**TASK GOAL**.
In the entries below, find the lines that contain the word "performance" and copy them.

(Raw records)
★ ★ ★ ★ ★

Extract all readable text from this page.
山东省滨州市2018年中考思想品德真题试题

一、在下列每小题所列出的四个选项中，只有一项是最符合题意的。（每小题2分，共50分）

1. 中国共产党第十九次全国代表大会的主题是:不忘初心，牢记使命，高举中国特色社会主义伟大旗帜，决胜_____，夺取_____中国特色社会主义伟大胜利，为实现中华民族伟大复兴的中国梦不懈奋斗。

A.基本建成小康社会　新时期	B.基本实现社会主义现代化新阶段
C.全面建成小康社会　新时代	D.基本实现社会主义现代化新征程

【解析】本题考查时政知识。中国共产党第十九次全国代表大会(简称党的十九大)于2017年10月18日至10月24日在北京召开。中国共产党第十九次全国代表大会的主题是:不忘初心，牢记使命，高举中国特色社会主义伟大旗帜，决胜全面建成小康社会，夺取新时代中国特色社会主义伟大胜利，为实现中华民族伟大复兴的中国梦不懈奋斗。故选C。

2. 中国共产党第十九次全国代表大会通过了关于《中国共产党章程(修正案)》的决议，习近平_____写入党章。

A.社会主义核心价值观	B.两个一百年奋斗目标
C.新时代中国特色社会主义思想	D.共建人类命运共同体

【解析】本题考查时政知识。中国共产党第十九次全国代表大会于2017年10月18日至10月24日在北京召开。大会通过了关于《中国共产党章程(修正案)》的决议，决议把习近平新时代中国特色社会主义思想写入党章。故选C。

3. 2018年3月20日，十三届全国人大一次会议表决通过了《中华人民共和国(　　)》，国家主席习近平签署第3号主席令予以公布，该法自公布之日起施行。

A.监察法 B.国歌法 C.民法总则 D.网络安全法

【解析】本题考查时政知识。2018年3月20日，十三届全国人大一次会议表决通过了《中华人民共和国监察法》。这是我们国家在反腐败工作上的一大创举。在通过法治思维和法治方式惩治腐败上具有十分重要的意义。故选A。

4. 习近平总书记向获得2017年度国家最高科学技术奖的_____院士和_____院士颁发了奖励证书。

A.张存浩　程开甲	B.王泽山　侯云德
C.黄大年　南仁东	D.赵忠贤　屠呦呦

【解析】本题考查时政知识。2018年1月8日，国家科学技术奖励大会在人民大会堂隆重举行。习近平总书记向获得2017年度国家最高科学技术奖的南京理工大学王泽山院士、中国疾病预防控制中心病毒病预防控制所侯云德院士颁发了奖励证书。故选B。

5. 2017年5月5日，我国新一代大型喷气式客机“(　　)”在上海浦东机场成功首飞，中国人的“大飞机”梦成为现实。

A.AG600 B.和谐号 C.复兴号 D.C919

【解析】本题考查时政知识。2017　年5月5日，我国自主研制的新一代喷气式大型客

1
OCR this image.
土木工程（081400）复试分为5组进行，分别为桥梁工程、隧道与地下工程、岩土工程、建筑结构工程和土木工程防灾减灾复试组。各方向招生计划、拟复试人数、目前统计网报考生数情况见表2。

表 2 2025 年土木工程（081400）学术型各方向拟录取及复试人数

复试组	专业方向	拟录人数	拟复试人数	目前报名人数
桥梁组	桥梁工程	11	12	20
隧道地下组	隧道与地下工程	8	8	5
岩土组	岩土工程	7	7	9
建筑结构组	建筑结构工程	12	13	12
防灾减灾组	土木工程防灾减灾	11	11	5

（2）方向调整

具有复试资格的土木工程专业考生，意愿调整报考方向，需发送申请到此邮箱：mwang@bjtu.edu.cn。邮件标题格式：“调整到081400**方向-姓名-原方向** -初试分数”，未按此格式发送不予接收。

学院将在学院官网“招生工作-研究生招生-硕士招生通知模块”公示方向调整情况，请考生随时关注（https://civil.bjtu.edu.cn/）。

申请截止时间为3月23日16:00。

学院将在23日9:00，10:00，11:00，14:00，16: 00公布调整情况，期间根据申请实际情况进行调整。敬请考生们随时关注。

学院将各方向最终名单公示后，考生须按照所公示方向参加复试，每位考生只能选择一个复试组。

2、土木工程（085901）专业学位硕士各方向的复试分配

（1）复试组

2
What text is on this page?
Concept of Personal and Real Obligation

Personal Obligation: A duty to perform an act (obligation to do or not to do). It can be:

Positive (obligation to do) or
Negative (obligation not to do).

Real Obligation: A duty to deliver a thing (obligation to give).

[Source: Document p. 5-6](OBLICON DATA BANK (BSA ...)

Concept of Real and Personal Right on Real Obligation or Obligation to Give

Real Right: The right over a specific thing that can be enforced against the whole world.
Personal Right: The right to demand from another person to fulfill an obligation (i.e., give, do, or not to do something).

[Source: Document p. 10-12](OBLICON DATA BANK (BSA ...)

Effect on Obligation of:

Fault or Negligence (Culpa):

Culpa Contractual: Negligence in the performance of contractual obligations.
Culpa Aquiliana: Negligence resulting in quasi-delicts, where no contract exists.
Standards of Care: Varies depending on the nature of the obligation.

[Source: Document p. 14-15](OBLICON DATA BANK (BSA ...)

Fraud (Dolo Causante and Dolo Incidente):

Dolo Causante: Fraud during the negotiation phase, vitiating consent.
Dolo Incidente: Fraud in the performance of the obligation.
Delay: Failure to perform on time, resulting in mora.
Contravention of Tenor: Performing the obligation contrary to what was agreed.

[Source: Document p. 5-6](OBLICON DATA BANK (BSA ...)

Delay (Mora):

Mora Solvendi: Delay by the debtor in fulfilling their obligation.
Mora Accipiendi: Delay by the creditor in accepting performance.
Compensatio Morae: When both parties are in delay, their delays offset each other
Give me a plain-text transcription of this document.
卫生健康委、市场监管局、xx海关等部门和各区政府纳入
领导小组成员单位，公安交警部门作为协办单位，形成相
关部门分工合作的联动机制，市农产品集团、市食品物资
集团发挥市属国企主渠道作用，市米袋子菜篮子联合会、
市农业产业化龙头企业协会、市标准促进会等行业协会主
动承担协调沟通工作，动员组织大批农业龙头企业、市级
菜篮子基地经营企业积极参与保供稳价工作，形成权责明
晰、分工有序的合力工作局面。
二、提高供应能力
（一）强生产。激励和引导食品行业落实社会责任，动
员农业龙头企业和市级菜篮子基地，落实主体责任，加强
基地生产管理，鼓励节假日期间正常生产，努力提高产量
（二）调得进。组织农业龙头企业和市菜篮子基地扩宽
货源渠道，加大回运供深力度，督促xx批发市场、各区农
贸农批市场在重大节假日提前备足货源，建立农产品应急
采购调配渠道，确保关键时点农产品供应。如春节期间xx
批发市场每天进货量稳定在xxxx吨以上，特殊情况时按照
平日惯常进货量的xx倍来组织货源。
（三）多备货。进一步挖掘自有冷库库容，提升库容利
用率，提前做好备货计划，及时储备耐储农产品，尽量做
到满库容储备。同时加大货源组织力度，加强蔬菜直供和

★ ★ ★ ★ ★

**WRITTEN ANSWER**.
Culpa Contractual: Negligence in the performance of contractual obligations.
Dolo Incidente: Fraud in the performance of the obligation.
Mora Accipiendi: Delay by the creditor in accepting performance.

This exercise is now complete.